Exercise.
Report every line of the entries below that contains the string "annotation", copying each such line in full.

Exercise material.
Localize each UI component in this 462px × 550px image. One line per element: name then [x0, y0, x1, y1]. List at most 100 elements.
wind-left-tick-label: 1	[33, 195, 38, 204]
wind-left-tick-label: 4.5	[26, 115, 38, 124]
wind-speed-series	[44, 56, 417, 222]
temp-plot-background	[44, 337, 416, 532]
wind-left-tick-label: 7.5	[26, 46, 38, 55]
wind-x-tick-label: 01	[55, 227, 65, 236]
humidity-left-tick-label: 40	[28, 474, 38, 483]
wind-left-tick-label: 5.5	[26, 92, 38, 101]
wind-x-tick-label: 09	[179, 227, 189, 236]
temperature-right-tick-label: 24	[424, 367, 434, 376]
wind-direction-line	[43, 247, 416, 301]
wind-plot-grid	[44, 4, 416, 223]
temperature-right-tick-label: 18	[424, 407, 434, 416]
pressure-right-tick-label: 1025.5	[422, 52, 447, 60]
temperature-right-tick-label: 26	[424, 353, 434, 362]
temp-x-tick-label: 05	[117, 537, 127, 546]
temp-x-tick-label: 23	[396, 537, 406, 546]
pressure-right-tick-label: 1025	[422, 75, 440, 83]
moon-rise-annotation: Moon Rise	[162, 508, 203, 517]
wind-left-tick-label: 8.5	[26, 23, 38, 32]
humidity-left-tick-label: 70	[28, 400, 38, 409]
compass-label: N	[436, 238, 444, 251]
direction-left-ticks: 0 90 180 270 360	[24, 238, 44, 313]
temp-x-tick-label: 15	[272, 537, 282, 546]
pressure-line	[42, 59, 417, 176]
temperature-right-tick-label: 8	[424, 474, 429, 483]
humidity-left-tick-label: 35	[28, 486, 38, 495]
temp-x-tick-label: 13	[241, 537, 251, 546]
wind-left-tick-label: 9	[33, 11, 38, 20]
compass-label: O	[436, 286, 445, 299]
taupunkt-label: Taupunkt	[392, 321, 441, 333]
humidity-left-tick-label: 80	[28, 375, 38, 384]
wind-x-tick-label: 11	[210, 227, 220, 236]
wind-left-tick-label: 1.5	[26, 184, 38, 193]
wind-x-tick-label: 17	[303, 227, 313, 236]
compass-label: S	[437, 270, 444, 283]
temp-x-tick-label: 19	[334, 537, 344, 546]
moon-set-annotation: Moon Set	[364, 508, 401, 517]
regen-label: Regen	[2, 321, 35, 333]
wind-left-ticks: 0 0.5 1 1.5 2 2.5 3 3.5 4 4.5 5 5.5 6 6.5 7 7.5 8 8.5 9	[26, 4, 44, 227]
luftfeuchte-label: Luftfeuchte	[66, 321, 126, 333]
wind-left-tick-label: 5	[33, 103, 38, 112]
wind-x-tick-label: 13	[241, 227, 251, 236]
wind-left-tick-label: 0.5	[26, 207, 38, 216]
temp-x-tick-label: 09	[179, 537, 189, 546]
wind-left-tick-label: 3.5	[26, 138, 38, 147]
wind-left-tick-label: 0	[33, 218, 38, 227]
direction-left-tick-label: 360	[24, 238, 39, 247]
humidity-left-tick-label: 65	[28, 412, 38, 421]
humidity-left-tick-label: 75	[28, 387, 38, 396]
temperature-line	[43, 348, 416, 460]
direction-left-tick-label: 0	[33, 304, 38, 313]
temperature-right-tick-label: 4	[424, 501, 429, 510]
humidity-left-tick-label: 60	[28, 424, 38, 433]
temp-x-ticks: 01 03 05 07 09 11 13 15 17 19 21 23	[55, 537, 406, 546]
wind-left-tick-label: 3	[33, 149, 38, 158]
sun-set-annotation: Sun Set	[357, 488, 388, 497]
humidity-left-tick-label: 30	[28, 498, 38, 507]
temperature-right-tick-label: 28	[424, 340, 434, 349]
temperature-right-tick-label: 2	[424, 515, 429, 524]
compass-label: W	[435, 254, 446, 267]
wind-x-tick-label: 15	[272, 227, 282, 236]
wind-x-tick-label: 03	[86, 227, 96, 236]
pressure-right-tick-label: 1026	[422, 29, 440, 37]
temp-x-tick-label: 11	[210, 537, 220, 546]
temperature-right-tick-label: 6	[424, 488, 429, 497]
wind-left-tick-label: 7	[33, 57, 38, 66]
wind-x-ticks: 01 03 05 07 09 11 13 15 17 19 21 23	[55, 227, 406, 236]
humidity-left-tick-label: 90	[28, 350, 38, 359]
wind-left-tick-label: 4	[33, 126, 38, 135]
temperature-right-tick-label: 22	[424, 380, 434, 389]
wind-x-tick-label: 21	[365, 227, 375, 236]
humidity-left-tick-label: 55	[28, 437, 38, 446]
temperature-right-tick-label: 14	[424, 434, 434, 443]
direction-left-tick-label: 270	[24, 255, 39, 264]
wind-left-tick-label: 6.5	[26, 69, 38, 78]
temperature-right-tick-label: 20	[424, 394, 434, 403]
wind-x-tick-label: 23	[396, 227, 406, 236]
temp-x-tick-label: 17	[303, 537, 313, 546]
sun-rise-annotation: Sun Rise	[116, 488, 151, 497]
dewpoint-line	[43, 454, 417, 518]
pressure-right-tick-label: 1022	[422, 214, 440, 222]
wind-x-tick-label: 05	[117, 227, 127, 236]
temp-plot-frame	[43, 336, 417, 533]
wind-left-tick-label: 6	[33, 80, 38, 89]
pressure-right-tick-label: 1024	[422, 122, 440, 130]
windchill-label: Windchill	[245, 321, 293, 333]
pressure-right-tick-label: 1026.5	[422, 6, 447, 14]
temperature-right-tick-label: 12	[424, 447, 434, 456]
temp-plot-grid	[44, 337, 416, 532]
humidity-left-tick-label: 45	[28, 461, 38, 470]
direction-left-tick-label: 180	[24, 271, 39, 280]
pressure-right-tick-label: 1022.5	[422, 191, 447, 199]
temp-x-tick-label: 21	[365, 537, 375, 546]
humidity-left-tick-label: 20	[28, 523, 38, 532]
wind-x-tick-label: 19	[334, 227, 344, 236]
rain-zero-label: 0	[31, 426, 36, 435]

Complete response.
moon-rise-annotation: Moon Rise	[162, 508, 203, 517]
moon-set-annotation: Moon Set	[364, 508, 401, 517]
sun-set-annotation: Sun Set	[357, 488, 388, 497]
sun-rise-annotation: Sun Rise	[116, 488, 151, 497]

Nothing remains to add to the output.